Some records
━━━━
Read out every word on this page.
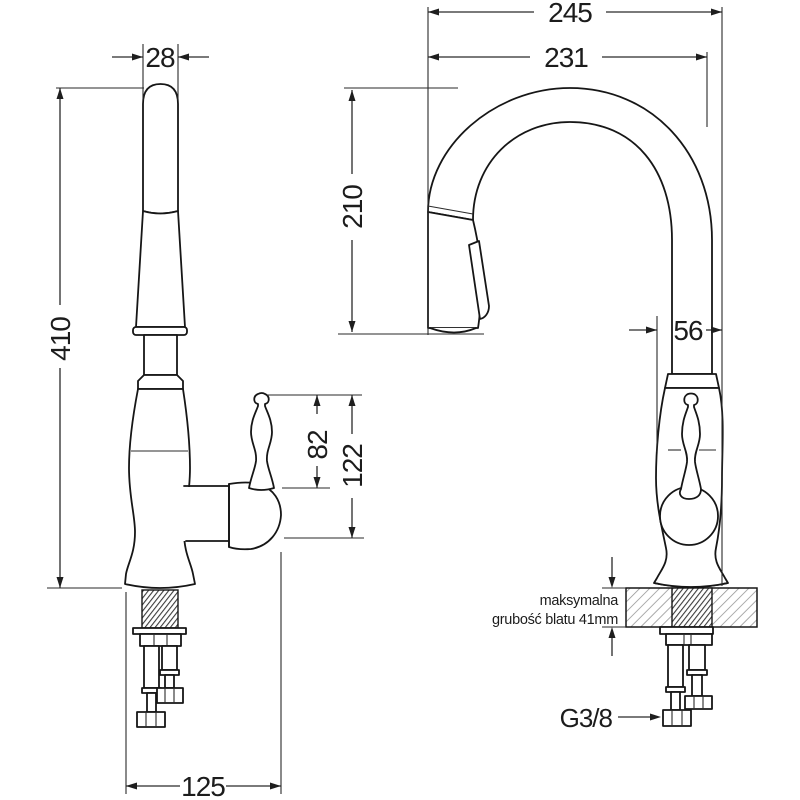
28
410
82 122
125
245
231
210
56
maksymalna
grubość blatu 41mm
G3/8
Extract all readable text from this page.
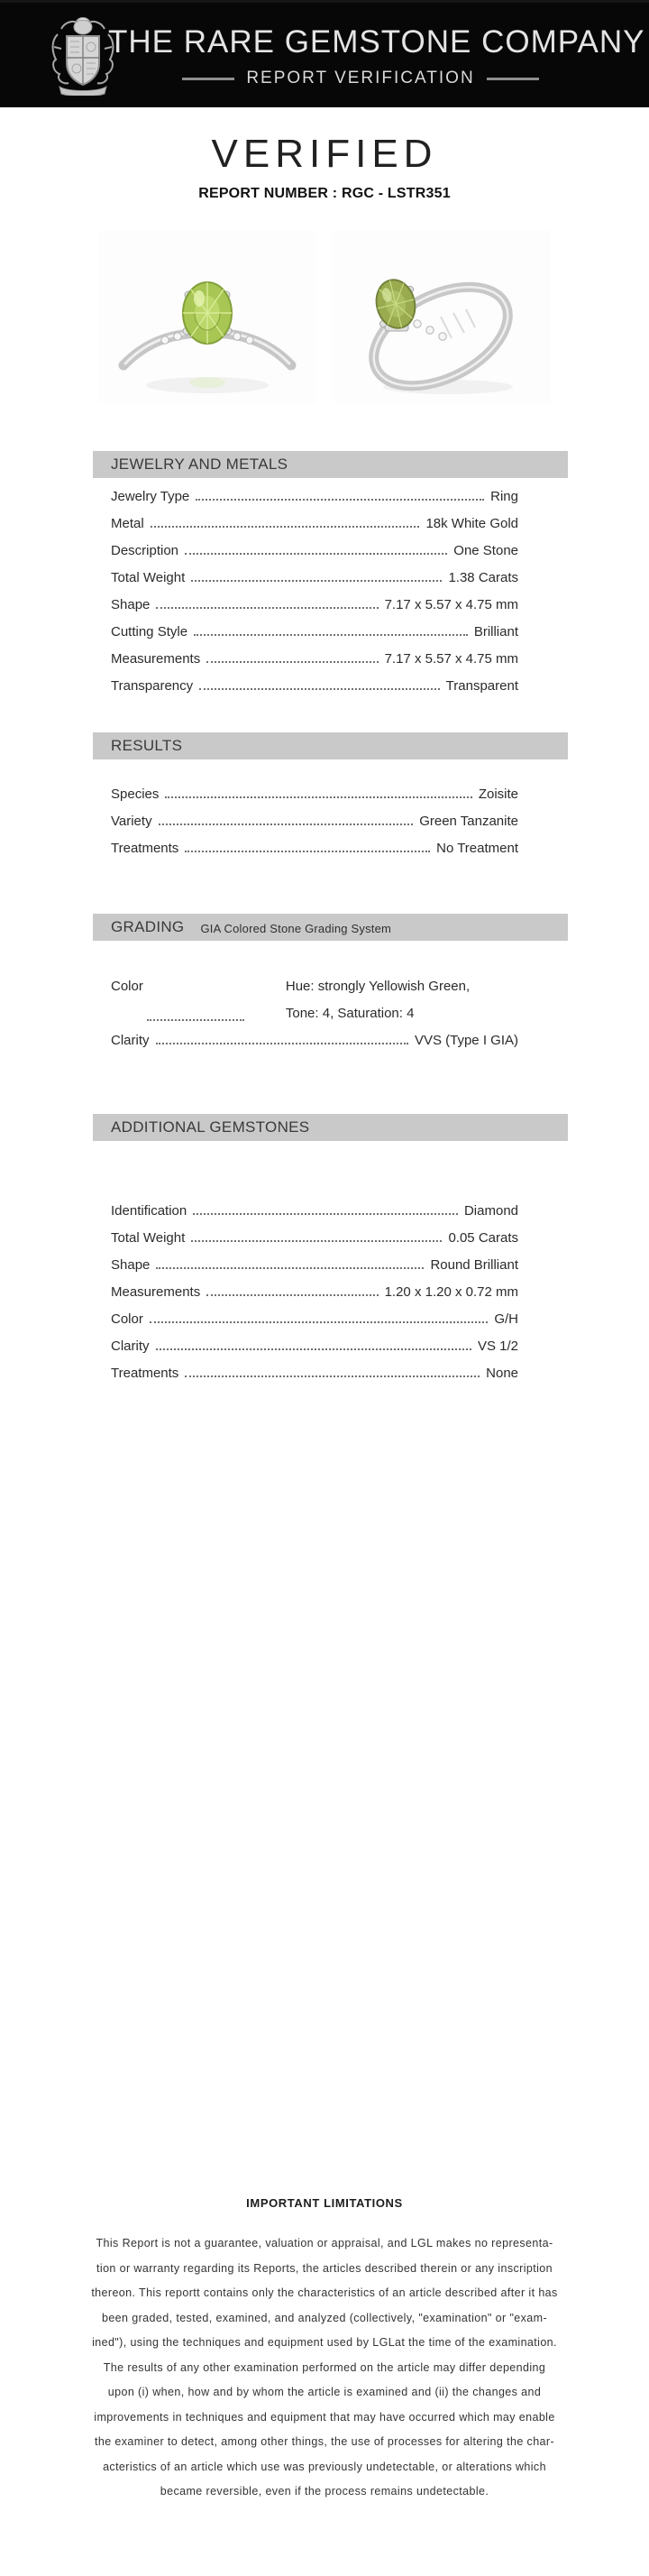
THE RARE GEMSTONE COMPANY
REPORT VERIFICATION
VERIFIED
REPORT NUMBER : RGC - LSTR351
JEWELRY AND METALS
Jewelry Type	Ring
Metal	18k White Gold
Description	One Stone
Total Weight	1.38 Carats
Shape	7.17 x 5.57 x 4.75 mm
Cutting Style	Brilliant
Measurements	7.17 x 5.57 x 4.75 mm
Transparency	Transparent
RESULTS
Species	Zoisite
Variety	Green Tanzanite
Treatments	No Treatment
GRADING GIA Colored Stone Grading System
Color	Hue: strongly Yellowish Green,
Tone: 4, Saturation: 4
Clarity	VVS (Type I GIA)
ADDITIONAL GEMSTONES
Identification	Diamond
Total Weight	0.05 Carats
Shape	Round Brilliant
Measurements	1.20 x 1.20 x 0.72 mm
Color	G/H
Clarity	VS 1/2
Treatments	None
IMPORTANT LIMITATIONS
This Report is not a guarantee, valuation or appraisal, and LGL makes no representa-
tion or warranty regarding its Reports, the articles described therein or any inscription
thereon. This reportt contains only the characteristics of an article described after it has
been graded, tested, examined, and analyzed (collectively, "examination" or "exam-
ined"), using the techniques and equipment used by LGLat the time of the examination.
The results of any other examination performed on the article may differ depending
upon (i) when, how and by whom the article is examined and (ii) the changes and
improvements in techniques and equipment that may have occurred which may enable
the examiner to detect, among other things, the use of processes for altering the char-
acteristics of an article which use was previously undetectable, or alterations which
became reversible, even if the process remains undetectable.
━━━━
Request:
Check every line for "described" and show the ones that have it.

Task solution:
tion or warranty regarding its Reports, the articles described therein or any inscription
thereon. This reportt contains only the characteristics of an article described after it has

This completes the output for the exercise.